TEXT PROVIDED:
- Created by: andradavis
- Created on: 04-05-15 13:52
Waterfalls and Rapids
Occur when there is a sudden change in the gradient of a river.
- Rivers flow over bands of soft and hard rock.
- The softer rock erodes more quickly, leaving a plateau of the more resistant rock.
- This creates an undercut, leaving an overhang of the hard rock. Where the water falls down over this hard rock, it creates a plunge pool below. The force of the water landing in the plunge pool and the weaker rock in its load deepens the plunge pool.
- Eventually, the resistant rock collapses, falling into the plunge pool.
- The waterfall is moved upstream, leaving a gorge.
Cylindrical holes drilled into the bed of a river by water at high velocity with pebbles in its load. They occur in the upper/middle course.
- Vertical eddies in the water are strong enough that sediment grinds a hole in the rock.
- Can be from a few centimetres to a metre wide.

EXERCISE BRIEF: According to the notes on waterfalls and rapids, what is left behind when a waterfall moves upstream?

DATASET ROWS:
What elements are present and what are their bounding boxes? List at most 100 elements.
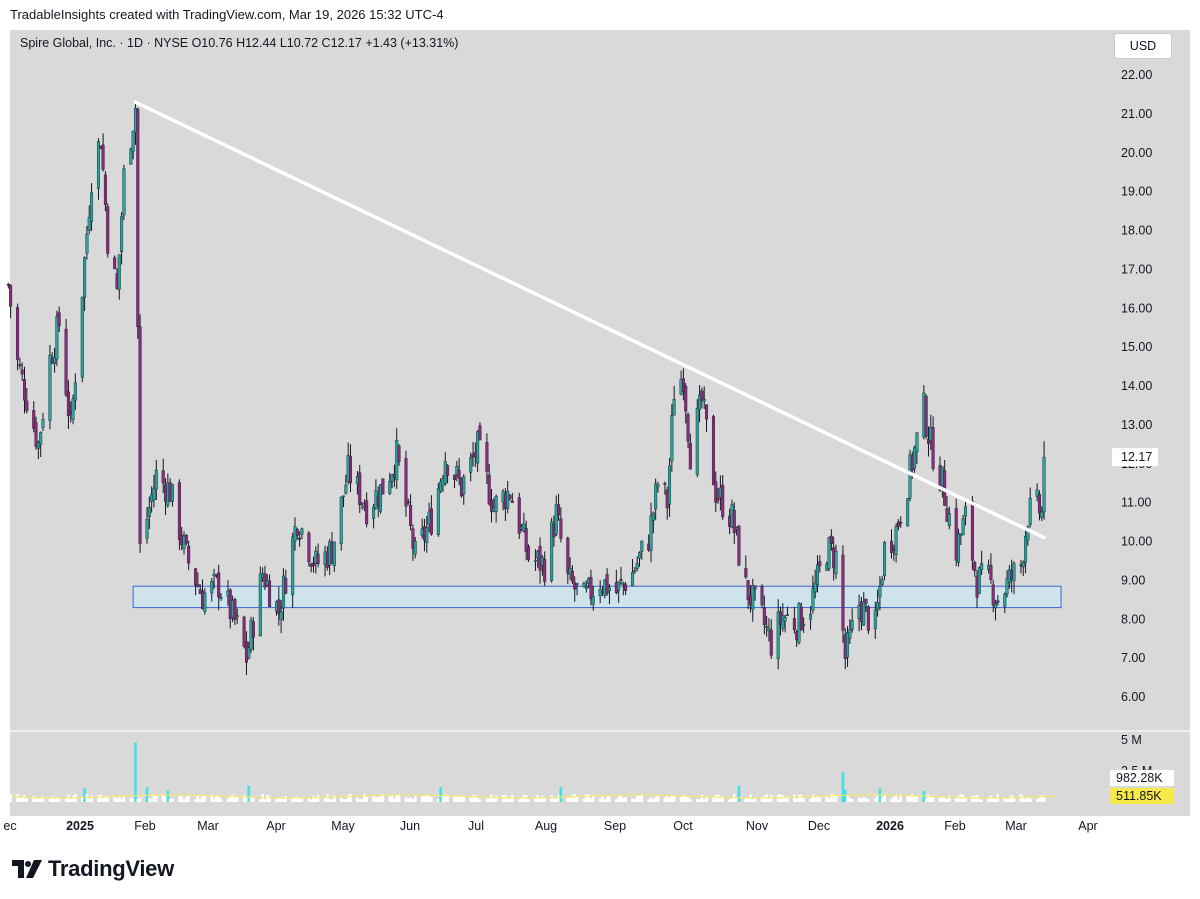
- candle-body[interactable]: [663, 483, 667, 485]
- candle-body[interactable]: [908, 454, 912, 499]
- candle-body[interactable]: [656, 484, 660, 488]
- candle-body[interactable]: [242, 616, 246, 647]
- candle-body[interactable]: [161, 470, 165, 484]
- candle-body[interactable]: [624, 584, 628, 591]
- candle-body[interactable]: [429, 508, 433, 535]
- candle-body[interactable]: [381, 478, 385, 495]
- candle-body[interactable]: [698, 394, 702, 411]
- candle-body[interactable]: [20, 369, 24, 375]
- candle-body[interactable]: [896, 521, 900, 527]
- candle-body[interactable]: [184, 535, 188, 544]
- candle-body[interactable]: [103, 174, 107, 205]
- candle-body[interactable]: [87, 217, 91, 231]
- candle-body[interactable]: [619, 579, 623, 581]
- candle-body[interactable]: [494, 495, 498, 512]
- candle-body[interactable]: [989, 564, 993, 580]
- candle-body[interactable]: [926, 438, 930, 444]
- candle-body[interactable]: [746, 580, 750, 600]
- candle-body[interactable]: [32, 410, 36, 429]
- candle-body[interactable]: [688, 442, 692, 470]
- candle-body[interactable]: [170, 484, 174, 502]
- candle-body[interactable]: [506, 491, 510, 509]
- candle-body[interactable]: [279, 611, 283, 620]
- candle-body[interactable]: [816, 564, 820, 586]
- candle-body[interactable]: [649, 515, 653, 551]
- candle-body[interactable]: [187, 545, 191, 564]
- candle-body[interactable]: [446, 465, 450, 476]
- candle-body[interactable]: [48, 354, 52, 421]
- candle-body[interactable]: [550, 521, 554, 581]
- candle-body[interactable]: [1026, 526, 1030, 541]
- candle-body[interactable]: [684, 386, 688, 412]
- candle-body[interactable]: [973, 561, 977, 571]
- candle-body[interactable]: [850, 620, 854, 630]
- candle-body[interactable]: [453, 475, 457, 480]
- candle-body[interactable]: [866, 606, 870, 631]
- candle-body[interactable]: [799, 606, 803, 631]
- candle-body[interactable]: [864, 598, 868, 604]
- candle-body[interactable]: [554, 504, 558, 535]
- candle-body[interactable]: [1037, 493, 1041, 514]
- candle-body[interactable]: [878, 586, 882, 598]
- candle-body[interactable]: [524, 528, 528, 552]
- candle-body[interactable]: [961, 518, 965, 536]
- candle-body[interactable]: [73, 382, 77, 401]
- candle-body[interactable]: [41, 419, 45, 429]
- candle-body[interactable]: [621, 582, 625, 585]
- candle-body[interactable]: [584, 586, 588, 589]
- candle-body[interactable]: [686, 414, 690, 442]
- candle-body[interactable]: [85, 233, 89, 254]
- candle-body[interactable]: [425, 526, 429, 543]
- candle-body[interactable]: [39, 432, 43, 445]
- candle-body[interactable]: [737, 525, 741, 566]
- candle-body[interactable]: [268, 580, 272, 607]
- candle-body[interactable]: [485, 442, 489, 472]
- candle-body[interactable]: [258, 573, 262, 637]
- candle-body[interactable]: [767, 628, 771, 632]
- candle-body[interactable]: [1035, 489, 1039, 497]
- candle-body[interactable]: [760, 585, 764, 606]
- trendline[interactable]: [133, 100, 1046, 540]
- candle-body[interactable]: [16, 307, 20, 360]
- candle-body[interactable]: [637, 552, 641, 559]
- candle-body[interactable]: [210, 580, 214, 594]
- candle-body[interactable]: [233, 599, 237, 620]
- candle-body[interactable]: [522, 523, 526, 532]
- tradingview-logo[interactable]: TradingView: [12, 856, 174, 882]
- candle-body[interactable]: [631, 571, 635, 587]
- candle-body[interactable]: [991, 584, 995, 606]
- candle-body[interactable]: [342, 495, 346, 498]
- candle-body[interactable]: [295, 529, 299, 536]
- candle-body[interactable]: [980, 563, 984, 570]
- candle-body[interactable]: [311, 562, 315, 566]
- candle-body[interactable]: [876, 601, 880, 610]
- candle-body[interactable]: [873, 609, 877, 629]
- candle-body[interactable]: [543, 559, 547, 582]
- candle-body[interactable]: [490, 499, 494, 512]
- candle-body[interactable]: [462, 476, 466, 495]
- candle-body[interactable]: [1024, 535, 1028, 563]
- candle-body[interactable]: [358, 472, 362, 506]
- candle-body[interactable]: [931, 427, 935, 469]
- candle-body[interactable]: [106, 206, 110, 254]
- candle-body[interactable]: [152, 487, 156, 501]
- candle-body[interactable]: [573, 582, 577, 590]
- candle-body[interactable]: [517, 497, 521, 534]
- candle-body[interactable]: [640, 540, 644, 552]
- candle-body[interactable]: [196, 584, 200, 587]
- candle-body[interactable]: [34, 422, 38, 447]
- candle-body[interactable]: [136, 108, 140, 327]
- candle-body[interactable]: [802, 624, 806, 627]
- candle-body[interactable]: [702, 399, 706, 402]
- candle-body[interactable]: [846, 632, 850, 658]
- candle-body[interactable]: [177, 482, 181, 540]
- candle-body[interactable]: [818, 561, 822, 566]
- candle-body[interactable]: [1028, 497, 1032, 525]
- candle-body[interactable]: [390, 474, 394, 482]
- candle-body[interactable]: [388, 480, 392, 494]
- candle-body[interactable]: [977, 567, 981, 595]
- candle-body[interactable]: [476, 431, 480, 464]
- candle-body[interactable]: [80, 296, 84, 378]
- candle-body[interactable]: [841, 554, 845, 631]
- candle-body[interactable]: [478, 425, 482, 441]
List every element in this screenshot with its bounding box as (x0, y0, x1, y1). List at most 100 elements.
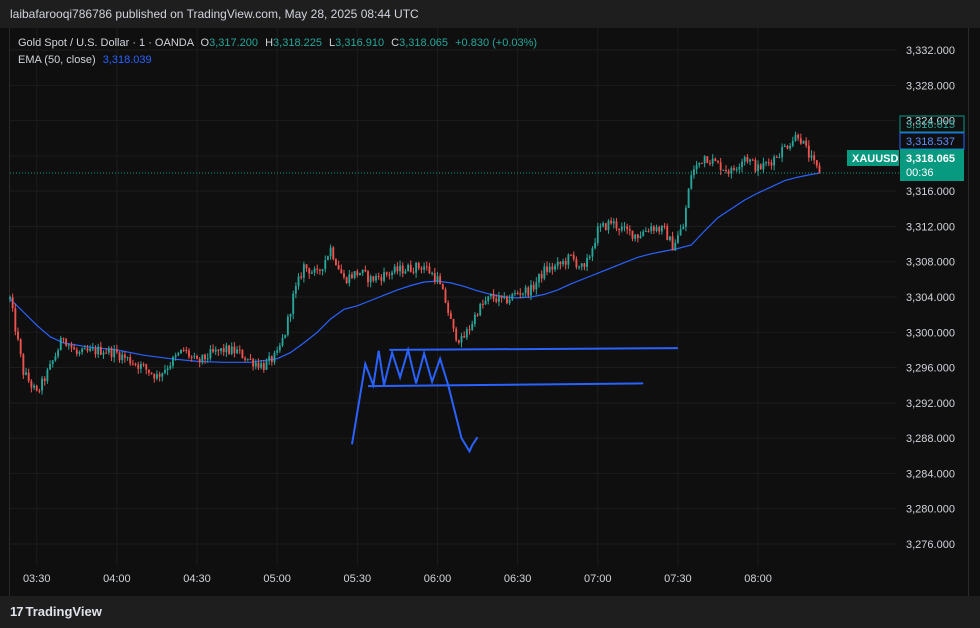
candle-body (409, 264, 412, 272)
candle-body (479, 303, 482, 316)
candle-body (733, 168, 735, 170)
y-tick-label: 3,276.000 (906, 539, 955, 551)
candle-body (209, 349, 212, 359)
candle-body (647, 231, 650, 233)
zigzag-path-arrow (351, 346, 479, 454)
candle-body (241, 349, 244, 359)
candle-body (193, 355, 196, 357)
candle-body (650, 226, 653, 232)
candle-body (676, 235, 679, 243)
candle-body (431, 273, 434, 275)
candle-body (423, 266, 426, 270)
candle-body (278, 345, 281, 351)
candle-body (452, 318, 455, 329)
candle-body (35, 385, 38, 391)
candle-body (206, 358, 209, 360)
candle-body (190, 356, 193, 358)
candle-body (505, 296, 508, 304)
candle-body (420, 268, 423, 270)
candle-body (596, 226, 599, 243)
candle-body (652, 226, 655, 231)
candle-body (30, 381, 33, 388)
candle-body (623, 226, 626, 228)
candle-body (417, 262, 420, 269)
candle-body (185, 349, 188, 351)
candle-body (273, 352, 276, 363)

CORRECT ANSWER: A gorge.